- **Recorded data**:

::::

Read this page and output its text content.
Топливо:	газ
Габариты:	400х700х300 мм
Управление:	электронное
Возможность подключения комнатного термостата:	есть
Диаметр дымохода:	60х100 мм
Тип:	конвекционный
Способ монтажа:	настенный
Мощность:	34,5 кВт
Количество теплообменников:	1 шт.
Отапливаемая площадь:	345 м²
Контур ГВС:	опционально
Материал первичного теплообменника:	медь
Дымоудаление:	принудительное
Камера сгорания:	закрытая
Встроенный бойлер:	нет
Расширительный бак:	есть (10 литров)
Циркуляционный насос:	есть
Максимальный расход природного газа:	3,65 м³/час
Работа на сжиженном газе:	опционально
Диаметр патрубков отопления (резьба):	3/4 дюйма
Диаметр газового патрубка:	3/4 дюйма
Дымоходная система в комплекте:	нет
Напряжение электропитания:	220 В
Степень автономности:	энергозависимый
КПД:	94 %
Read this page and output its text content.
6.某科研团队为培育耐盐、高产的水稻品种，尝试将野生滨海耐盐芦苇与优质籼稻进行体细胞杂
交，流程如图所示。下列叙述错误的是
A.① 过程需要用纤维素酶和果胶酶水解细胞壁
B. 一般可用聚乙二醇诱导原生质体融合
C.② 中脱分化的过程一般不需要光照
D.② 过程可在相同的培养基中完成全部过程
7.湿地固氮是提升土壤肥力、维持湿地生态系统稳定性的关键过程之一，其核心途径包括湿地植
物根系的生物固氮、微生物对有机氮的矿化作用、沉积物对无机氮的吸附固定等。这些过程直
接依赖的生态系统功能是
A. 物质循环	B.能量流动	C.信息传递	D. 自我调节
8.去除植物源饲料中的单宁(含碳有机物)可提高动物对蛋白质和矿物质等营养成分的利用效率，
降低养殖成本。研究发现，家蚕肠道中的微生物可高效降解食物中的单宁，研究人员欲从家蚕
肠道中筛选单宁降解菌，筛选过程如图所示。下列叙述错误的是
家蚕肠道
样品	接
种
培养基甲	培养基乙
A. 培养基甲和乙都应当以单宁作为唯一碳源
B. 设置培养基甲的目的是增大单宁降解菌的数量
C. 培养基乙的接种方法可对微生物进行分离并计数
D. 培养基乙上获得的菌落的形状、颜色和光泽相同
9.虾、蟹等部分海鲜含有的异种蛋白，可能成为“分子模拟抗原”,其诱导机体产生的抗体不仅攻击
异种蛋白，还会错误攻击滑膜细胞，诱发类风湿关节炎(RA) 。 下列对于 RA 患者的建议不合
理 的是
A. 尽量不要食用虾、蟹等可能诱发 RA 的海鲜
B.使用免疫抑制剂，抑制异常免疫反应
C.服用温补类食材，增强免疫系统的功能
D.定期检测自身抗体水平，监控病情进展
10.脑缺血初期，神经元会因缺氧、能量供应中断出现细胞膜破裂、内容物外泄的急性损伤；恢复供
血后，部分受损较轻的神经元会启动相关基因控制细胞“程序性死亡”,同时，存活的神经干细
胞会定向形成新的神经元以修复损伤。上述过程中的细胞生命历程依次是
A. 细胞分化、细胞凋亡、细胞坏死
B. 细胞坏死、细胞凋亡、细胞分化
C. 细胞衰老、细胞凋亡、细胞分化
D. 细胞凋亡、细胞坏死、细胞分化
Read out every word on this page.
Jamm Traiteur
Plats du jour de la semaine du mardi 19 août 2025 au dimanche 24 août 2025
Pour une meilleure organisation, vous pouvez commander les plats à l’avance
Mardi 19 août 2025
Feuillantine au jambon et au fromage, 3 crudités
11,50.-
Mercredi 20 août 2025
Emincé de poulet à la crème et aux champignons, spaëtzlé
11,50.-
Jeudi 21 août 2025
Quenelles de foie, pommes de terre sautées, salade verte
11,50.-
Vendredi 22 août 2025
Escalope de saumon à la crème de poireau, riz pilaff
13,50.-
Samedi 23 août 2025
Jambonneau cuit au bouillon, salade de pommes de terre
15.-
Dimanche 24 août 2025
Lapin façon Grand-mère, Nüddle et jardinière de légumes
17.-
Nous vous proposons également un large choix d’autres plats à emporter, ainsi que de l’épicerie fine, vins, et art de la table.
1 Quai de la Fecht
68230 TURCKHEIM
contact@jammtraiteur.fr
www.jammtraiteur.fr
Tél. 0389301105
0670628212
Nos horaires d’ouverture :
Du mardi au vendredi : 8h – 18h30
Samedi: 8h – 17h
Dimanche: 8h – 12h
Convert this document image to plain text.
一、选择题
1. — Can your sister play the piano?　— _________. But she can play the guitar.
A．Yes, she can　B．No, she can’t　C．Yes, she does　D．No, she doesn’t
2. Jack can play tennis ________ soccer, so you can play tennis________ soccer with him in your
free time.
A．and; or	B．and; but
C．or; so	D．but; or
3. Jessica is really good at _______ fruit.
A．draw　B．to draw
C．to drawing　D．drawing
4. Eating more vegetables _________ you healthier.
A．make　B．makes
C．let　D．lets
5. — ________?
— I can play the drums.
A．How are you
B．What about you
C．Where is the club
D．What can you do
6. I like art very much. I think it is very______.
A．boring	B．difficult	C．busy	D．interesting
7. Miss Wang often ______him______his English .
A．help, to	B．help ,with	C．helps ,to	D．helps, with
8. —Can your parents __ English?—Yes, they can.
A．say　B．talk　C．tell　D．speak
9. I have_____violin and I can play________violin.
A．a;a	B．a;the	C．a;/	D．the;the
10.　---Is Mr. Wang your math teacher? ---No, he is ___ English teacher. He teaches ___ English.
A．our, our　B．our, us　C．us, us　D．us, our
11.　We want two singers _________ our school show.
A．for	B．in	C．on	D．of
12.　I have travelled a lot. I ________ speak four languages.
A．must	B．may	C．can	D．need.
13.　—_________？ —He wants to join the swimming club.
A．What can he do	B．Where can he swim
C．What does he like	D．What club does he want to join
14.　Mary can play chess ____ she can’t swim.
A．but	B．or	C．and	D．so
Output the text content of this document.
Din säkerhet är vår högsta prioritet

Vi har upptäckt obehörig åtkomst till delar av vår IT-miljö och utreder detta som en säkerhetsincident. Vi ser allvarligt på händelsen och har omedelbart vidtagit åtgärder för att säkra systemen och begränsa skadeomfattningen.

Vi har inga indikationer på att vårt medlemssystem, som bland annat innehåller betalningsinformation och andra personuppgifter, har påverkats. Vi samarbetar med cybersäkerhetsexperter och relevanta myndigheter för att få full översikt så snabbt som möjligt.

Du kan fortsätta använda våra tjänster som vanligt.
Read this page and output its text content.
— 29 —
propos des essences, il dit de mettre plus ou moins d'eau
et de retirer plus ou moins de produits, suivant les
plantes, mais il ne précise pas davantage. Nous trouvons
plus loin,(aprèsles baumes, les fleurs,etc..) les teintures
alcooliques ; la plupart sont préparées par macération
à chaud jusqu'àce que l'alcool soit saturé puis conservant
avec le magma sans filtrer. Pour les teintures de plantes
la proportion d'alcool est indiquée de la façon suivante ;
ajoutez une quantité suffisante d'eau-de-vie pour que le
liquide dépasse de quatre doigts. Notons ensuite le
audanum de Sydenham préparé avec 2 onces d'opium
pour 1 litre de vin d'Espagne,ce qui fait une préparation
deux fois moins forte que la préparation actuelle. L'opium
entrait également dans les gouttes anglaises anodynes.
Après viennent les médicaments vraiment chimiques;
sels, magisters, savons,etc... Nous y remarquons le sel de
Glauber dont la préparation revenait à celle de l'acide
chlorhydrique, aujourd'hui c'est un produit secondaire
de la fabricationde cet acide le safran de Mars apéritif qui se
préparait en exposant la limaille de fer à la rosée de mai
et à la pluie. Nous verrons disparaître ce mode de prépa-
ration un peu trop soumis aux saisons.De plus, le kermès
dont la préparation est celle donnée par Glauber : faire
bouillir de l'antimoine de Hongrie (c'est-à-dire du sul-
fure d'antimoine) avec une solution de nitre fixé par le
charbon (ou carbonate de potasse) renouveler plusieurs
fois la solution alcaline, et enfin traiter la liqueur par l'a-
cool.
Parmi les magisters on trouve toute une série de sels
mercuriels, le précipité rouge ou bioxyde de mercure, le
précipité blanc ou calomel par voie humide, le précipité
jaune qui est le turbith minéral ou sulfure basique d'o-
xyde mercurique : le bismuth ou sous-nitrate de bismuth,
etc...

::::

- **The request**:
Identify and copy all lines with the word "crème".

- **Exercise result**:
Emincé de poulet à la crème et aux champignons, spaëtzlé
Escalope de saumon à la crème de poireau, riz pilaff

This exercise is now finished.